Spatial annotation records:

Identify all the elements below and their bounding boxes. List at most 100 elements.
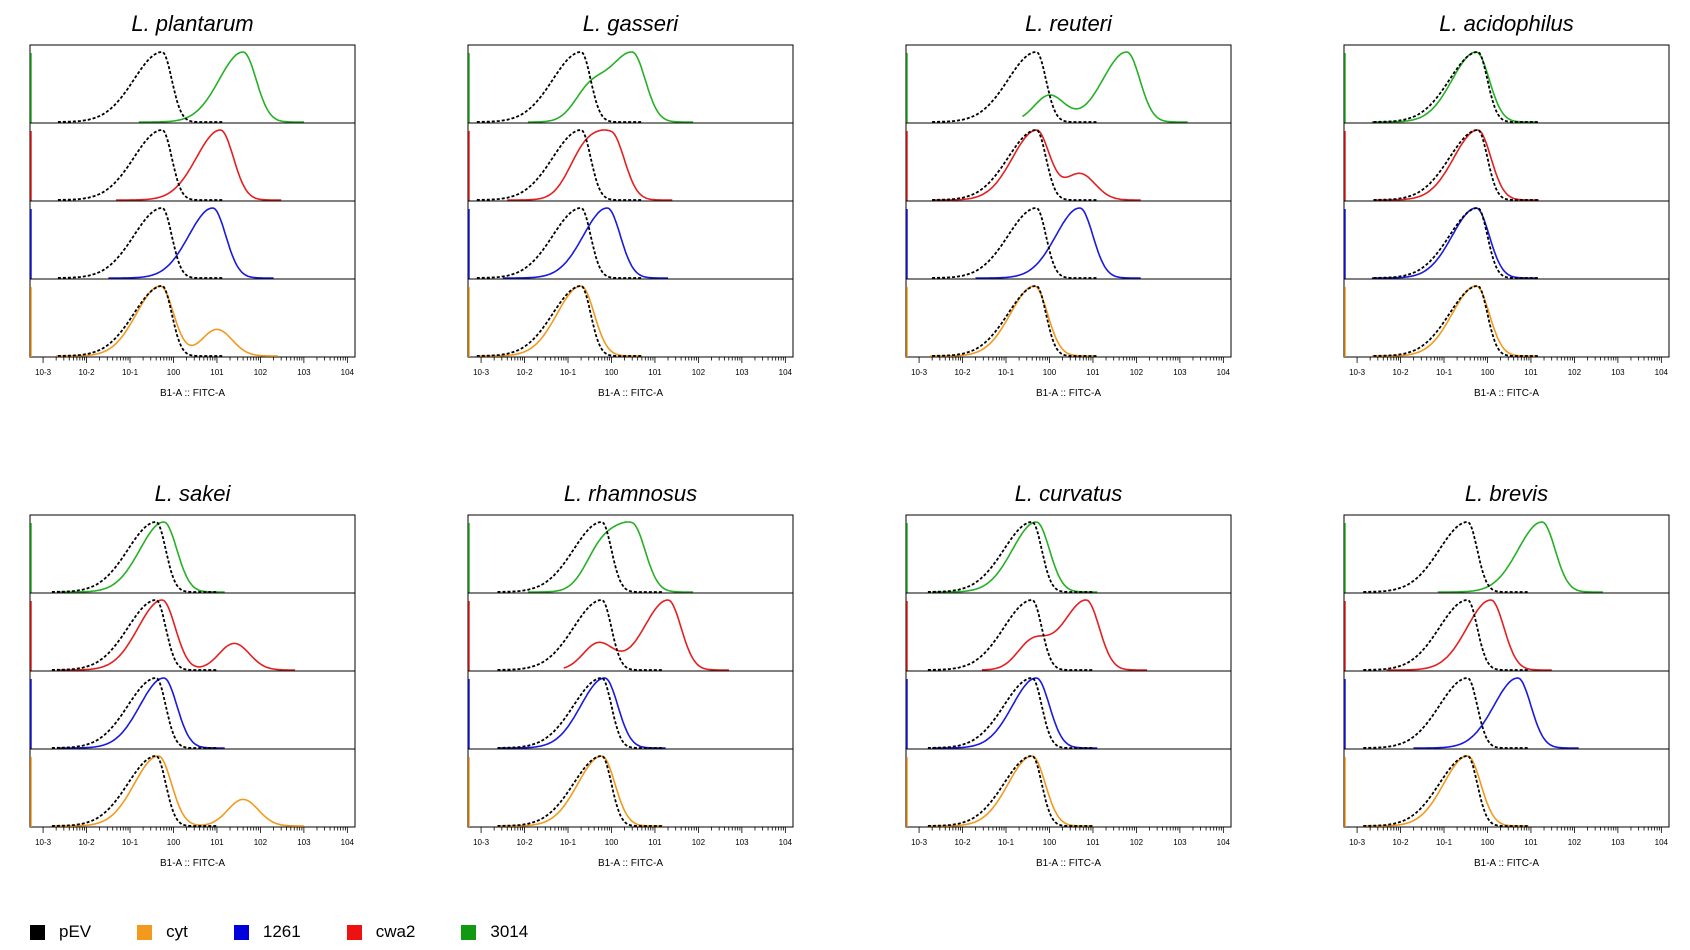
legend-label-3014: 3014	[490, 922, 529, 941]
series-curve-cwa2	[932, 129, 1141, 201]
x-tick-label: 102	[1130, 368, 1144, 377]
x-tick-label: 104	[1217, 368, 1231, 377]
control-curve-pev	[476, 129, 642, 201]
x-tick-label: 104	[1217, 838, 1231, 847]
histogram-row-1261	[29, 670, 356, 750]
series-curve-cwa2	[507, 129, 673, 201]
panel-l-acidophilus: L. acidophilus 10-3 10-2 10-1 100 101 102 103 10…	[1343, 11, 1670, 399]
x-tick-label: 100	[1481, 368, 1495, 377]
panel-l-plantarum: L. plantarum 10-3 10-2 10-1 100 101 102 103 104 B…	[29, 11, 356, 399]
x-tick-label: 10-3	[911, 368, 928, 377]
legend-label-1261: 1261	[262, 922, 301, 941]
legend-swatch-cwa2	[346, 924, 362, 940]
histogram-row-1261	[905, 670, 1232, 750]
control-curve-pev	[497, 755, 663, 827]
row-frame	[29, 514, 356, 594]
x-tick-label: 10-2	[79, 368, 96, 377]
control-curve-pev	[1363, 677, 1529, 749]
series-curve-cwa2	[1386, 599, 1552, 671]
histogram-row-3014	[905, 44, 1232, 124]
x-tick-label: 10-1	[122, 838, 139, 847]
row-frame	[29, 592, 356, 672]
histogram-row-cyt	[467, 748, 794, 828]
series-curve-1261	[1371, 207, 1537, 279]
panel-l-gasseri: L. gasseri 10-3 10-2 10-1 100 101 102 103 104 B1-…	[467, 11, 794, 399]
x-tick-label: 10-2	[1393, 368, 1410, 377]
control-curve-pev	[51, 599, 217, 671]
panel-title: L. gasseri	[583, 11, 679, 36]
control-curve-pev	[497, 677, 663, 749]
x-axis-label: B1-A :: FITC-A	[598, 858, 663, 869]
series-curve-3014	[932, 521, 1098, 593]
x-tick-label: 10-1	[1436, 368, 1453, 377]
row-frame	[905, 200, 1232, 280]
x-axis-label: B1-A :: FITC-A	[598, 388, 663, 399]
x-tick-label: 10-1	[998, 838, 1015, 847]
legend-item-cwa2: cwa2	[346, 922, 415, 942]
legend-item-cyt: cyt	[137, 922, 188, 942]
histogram-row-3014	[467, 514, 794, 594]
row-frame	[1343, 278, 1670, 358]
x-tick-label: 102	[254, 368, 268, 377]
series-curve-cwa2	[116, 129, 282, 201]
control-curve-pev	[927, 755, 1093, 827]
control-curve-pev	[57, 129, 223, 201]
x-tick-label: 100	[167, 368, 181, 377]
row-frame	[29, 200, 356, 280]
x-tick-label: 104	[341, 368, 355, 377]
histogram-row-cwa2	[905, 592, 1232, 672]
x-tick-label: 102	[254, 838, 268, 847]
series-curve-3014	[59, 521, 225, 593]
legend-label-cyt: cyt	[166, 922, 188, 941]
series-curve-cyt	[476, 285, 642, 357]
x-tick-label: 103	[297, 838, 311, 847]
control-curve-pev	[476, 51, 642, 123]
x-tick-label: 10-2	[517, 368, 534, 377]
series-curve-1261	[1413, 677, 1579, 749]
row-frame	[1343, 200, 1670, 280]
histogram-row-cyt	[467, 278, 794, 358]
histogram-row-1261	[29, 200, 356, 280]
x-tick-label: 10-2	[79, 838, 96, 847]
histogram-row-cwa2	[1343, 122, 1670, 202]
x-tick-label: 100	[605, 368, 619, 377]
x-tick-label: 101	[210, 838, 224, 847]
x-tick-label: 101	[648, 368, 662, 377]
x-tick-label: 103	[297, 368, 311, 377]
x-tick-label: 103	[735, 838, 749, 847]
histogram-row-3014	[467, 44, 794, 124]
x-tick-label: 10-3	[473, 368, 490, 377]
x-tick-label: 102	[692, 838, 706, 847]
row-frame	[1343, 514, 1670, 594]
control-curve-pev	[932, 129, 1098, 201]
legend-swatch-pev	[30, 924, 45, 940]
control-curve-pev	[927, 599, 1093, 671]
x-tick-label: 100	[1481, 838, 1495, 847]
control-curve-pev	[1373, 207, 1539, 279]
panel-l-rhamnosus: L. rhamnosus 10-3 10-2 10-1 100 101 102 103 104 B…	[467, 481, 794, 869]
control-curve-pev	[932, 207, 1098, 279]
x-tick-label: 103	[1173, 838, 1187, 847]
control-curve-pev	[1363, 599, 1529, 671]
legend-label-pev: pEV	[59, 922, 92, 941]
histogram-row-1261	[1343, 200, 1670, 280]
histogram-row-3014	[905, 514, 1232, 594]
series-curve-3014	[1022, 51, 1188, 123]
series-curve-cyt	[1371, 285, 1537, 357]
control-curve-pev	[497, 521, 663, 593]
x-tick-label: 102	[1568, 838, 1582, 847]
control-curve-pev	[1363, 755, 1529, 827]
control-curve-pev	[1373, 51, 1539, 123]
x-tick-label: 10-2	[955, 368, 972, 377]
x-axis-label: B1-A :: FITC-A	[1036, 858, 1101, 869]
x-tick-label: 102	[692, 368, 706, 377]
row-frame	[905, 748, 1232, 828]
histogram-row-cyt	[905, 278, 1232, 358]
row-frame	[467, 122, 794, 202]
series-curve-1261	[932, 677, 1098, 749]
histogram-row-cwa2	[1343, 592, 1670, 672]
panel-l-brevis: L. brevis 10-3 10-2 10-1 100 101 102 103 104 B1-A…	[1343, 481, 1670, 869]
control-curve-pev	[1373, 129, 1539, 201]
histogram-row-cwa2	[29, 592, 356, 672]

#### Brief
Reproduce each of the records above line for line, leaving out the pictures.

#### Expected answer
Identify all the elements below and their bounding boxes. List at most 100 elements.
legend-label-3014: 3014	[490, 922, 529, 941]
series-curve-cwa2	[932, 129, 1141, 201]
x-tick-label: 102	[1130, 368, 1144, 377]
x-tick-label: 104	[1217, 368, 1231, 377]
control-curve-pev	[476, 129, 642, 201]
x-tick-label: 104	[1217, 838, 1231, 847]
histogram-row-1261	[29, 670, 356, 750]
series-curve-cwa2	[507, 129, 673, 201]
panel-l-acidophilus: L. acidophilus 10-3 10-2 10-1 100 101 102 103 10…	[1343, 11, 1670, 399]
x-tick-label: 100	[1481, 368, 1495, 377]
panel-l-plantarum: L. plantarum 10-3 10-2 10-1 100 101 102 103 104 B…	[29, 11, 356, 399]
x-tick-label: 10-3	[911, 368, 928, 377]
legend-label-1261: 1261	[262, 922, 301, 941]
legend-swatch-cwa2	[346, 924, 362, 940]
histogram-row-1261	[905, 670, 1232, 750]
control-curve-pev	[497, 755, 663, 827]
row-frame	[29, 514, 356, 594]
x-tick-label: 10-2	[79, 368, 96, 377]
control-curve-pev	[1363, 677, 1529, 749]
series-curve-cwa2	[1386, 599, 1552, 671]
histogram-row-3014	[905, 44, 1232, 124]
x-tick-label: 10-1	[122, 838, 139, 847]
row-frame	[29, 592, 356, 672]
histogram-row-cyt	[467, 748, 794, 828]
series-curve-1261	[1371, 207, 1537, 279]
panel-l-gasseri: L. gasseri 10-3 10-2 10-1 100 101 102 103 104 B1-…	[467, 11, 794, 399]
x-tick-label: 10-2	[1393, 368, 1410, 377]
control-curve-pev	[51, 599, 217, 671]
panel-title: L. gasseri	[583, 11, 679, 36]
control-curve-pev	[497, 677, 663, 749]
x-axis-label: B1-A :: FITC-A	[598, 858, 663, 869]
series-curve-3014	[932, 521, 1098, 593]
x-tick-label: 10-1	[1436, 368, 1453, 377]
row-frame	[905, 200, 1232, 280]
x-axis-label: B1-A :: FITC-A	[598, 388, 663, 399]
x-tick-label: 10-1	[998, 838, 1015, 847]
legend-item-cwa2: cwa2	[346, 922, 415, 942]
legend-item-cyt: cyt	[137, 922, 188, 942]
histogram-row-3014	[467, 514, 794, 594]
row-frame	[1343, 278, 1670, 358]
x-tick-label: 102	[254, 368, 268, 377]
series-curve-cwa2	[116, 129, 282, 201]
control-curve-pev	[927, 755, 1093, 827]
control-curve-pev	[57, 129, 223, 201]
x-tick-label: 100	[167, 368, 181, 377]
row-frame	[29, 200, 356, 280]
x-tick-label: 104	[341, 368, 355, 377]
histogram-row-cwa2	[905, 592, 1232, 672]
x-tick-label: 102	[254, 838, 268, 847]
series-curve-3014	[59, 521, 225, 593]
legend-label-cyt: cyt	[166, 922, 188, 941]
series-curve-cyt	[476, 285, 642, 357]
x-tick-label: 103	[297, 838, 311, 847]
control-curve-pev	[476, 51, 642, 123]
x-tick-label: 10-2	[517, 368, 534, 377]
series-curve-1261	[1413, 677, 1579, 749]
row-frame	[1343, 200, 1670, 280]
histogram-row-cyt	[467, 278, 794, 358]
histogram-row-1261	[29, 200, 356, 280]
x-tick-label: 10-2	[79, 838, 96, 847]
histogram-row-cwa2	[1343, 122, 1670, 202]
x-tick-label: 100	[605, 368, 619, 377]
x-tick-label: 101	[210, 838, 224, 847]
x-tick-label: 101	[648, 368, 662, 377]
x-tick-label: 103	[297, 368, 311, 377]
x-tick-label: 103	[735, 838, 749, 847]
histogram-row-3014	[467, 44, 794, 124]
x-tick-label: 10-3	[473, 368, 490, 377]
x-tick-label: 102	[692, 838, 706, 847]
row-frame	[1343, 514, 1670, 594]
control-curve-pev	[932, 129, 1098, 201]
legend-swatch-pev	[30, 924, 45, 940]
control-curve-pev	[927, 599, 1093, 671]
x-tick-label: 100	[1481, 838, 1495, 847]
control-curve-pev	[1373, 207, 1539, 279]
panel-l-rhamnosus: L. rhamnosus 10-3 10-2 10-1 100 101 102 103 104 B…	[467, 481, 794, 869]
control-curve-pev	[932, 207, 1098, 279]
x-tick-label: 103	[1173, 838, 1187, 847]
control-curve-pev	[1363, 599, 1529, 671]
legend-label-pev: pEV	[59, 922, 92, 941]
histogram-row-1261	[1343, 200, 1670, 280]
histogram-row-3014	[905, 514, 1232, 594]
series-curve-3014	[1022, 51, 1188, 123]
series-curve-cyt	[1371, 285, 1537, 357]
control-curve-pev	[497, 521, 663, 593]
x-tick-label: 102	[1568, 838, 1582, 847]
control-curve-pev	[1363, 755, 1529, 827]
control-curve-pev	[1373, 51, 1539, 123]
x-tick-label: 10-2	[955, 368, 972, 377]
x-axis-label: B1-A :: FITC-A	[1036, 858, 1101, 869]
x-tick-label: 102	[692, 368, 706, 377]
row-frame	[905, 748, 1232, 828]
histogram-row-cyt	[905, 278, 1232, 358]
row-frame	[467, 122, 794, 202]
series-curve-1261	[932, 677, 1098, 749]
histogram-row-cwa2	[1343, 592, 1670, 672]
panel-l-brevis: L. brevis 10-3 10-2 10-1 100 101 102 103 104 B1-A…	[1343, 481, 1670, 869]
control-curve-pev	[1373, 129, 1539, 201]
histogram-row-cwa2	[29, 592, 356, 672]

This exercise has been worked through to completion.